## INSTRUCTIONS TO FOLLOW
Pictures within the data are to be left out; everything else must be reproduced exactly.

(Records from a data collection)

------------------------------------------------------------------------

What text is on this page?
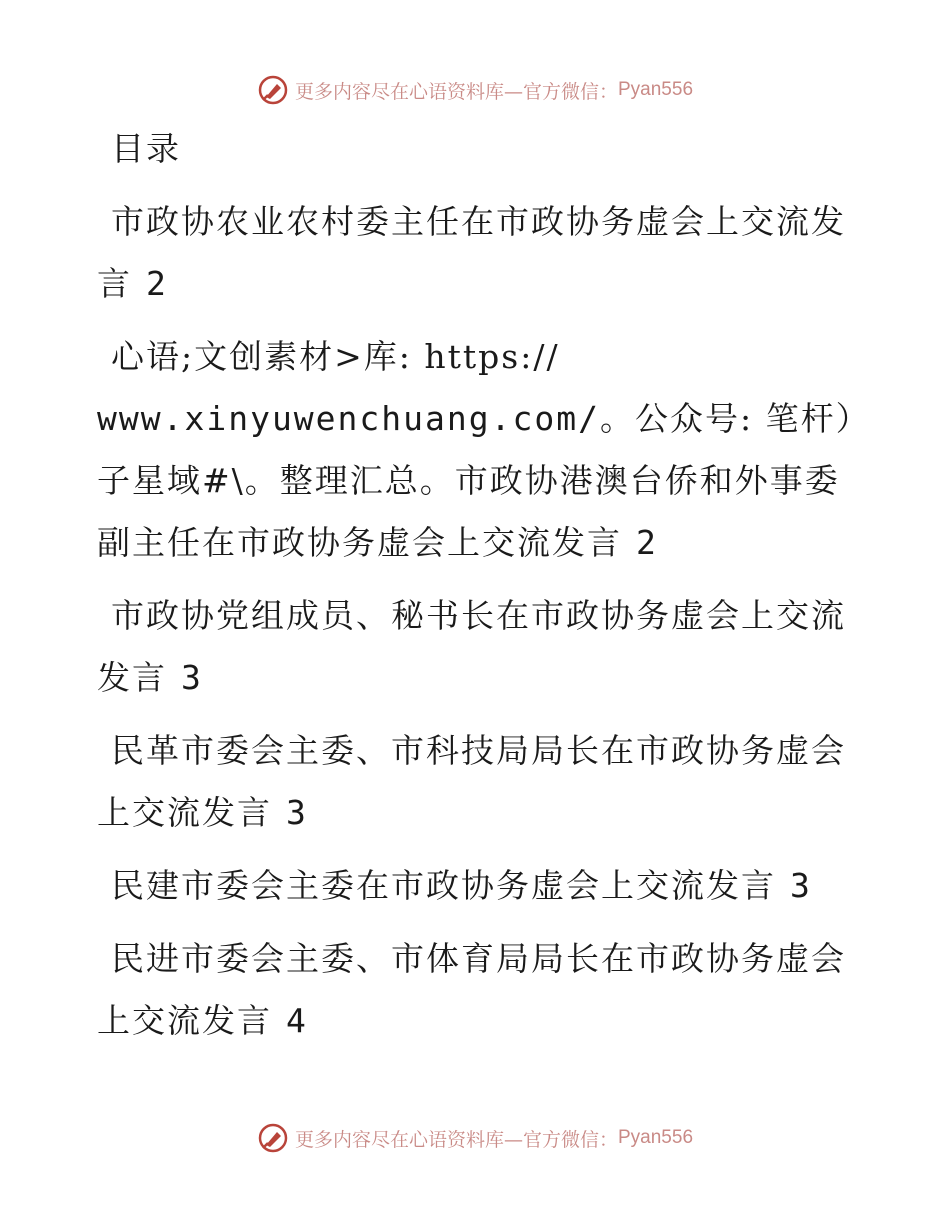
更多内容尽在心语资料库—官方微信： Pyan556

目录

市政协农业农村委主任在市政协务虚会上交流发言 2

心语;文创素材>库: https://
www.xinyuwenchuang.com/。公众号: 笔杆）子星域#\。整理汇总。市政协港澳台侨和外事委副主任在市政协务虚会上交流发言 2

市政协党组成员、秘书长在市政协务虚会上交流发言 3

民革市委会主委、市科技局局长在市政协务虚会上交流发言 3

民建市委会主委在市政协务虚会上交流发言 3

民进市委会主委、市体育局局长在市政协务虚会上交流发言 4

更多内容尽在心语资料库—官方微信： Pyan556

------------------------------------------------------------------------

## RESPONSE TO THIS TASK
What text is on this page?
更多内容尽在心语资料库—官方微信： Pyan556

目录

市政协农业农村委主任在市政协务虚会上交流发言 2

心语;文创素材>库: https://
www.xinyuwenchuang.com/。公众号: 笔杆）子星域#\。整理汇总。市政协港澳台侨和外事委副主任在市政协务虚会上交流发言 2

市政协党组成员、秘书长在市政协务虚会上交流发言 3

民革市委会主委、市科技局局长在市政协务虚会上交流发言 3

民建市委会主委在市政协务虚会上交流发言 3

民进市委会主委、市体育局局长在市政协务虚会上交流发言 4

更多内容尽在心语资料库—官方微信： Pyan556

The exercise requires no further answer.